__WHAT IS BEING ASKED__
Select all lines in the records that include "meirihluta".

__EXERCISE MATERIALS__
Begin
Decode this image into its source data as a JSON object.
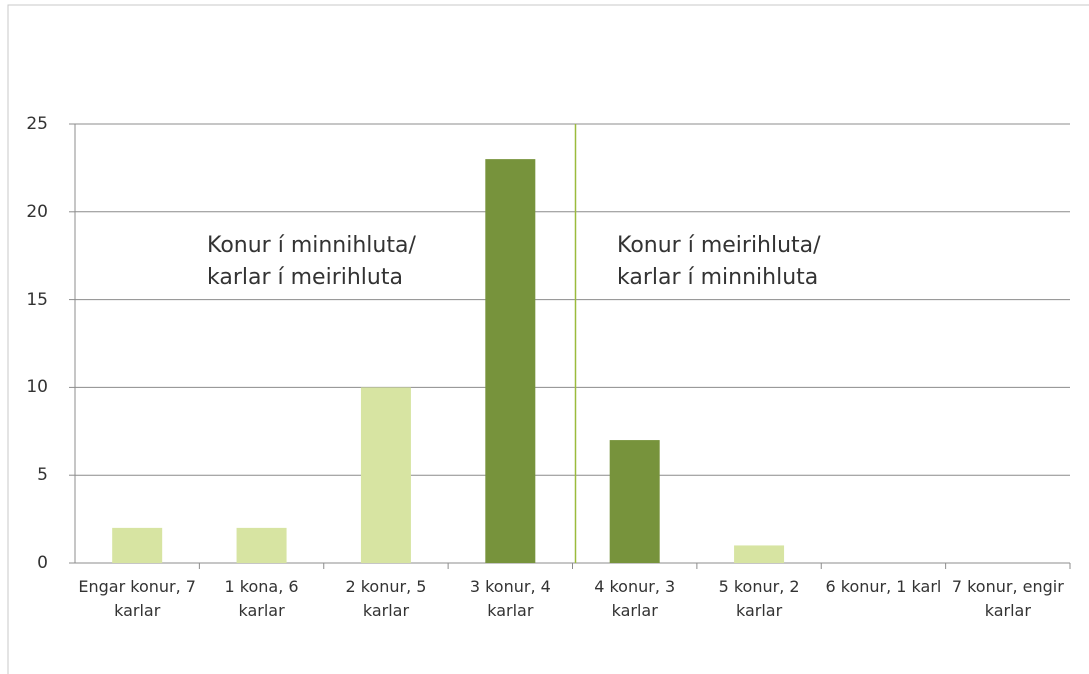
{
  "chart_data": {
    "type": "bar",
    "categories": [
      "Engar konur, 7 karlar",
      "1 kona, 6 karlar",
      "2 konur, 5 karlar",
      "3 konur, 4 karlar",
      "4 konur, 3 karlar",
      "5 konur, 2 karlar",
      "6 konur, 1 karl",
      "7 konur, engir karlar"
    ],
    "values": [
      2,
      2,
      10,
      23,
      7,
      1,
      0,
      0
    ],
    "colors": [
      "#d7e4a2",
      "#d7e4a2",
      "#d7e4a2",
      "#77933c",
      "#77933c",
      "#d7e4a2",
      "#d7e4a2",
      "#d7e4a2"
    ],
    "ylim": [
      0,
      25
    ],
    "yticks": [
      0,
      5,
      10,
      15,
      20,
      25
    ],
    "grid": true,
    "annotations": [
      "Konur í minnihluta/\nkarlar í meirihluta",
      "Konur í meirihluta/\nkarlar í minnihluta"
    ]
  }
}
End
__THE RESULT__
      "Konur í minnihluta/\nkarlar í meirihluta",
      "Konur í meirihluta/\nkarlar í minnihluta"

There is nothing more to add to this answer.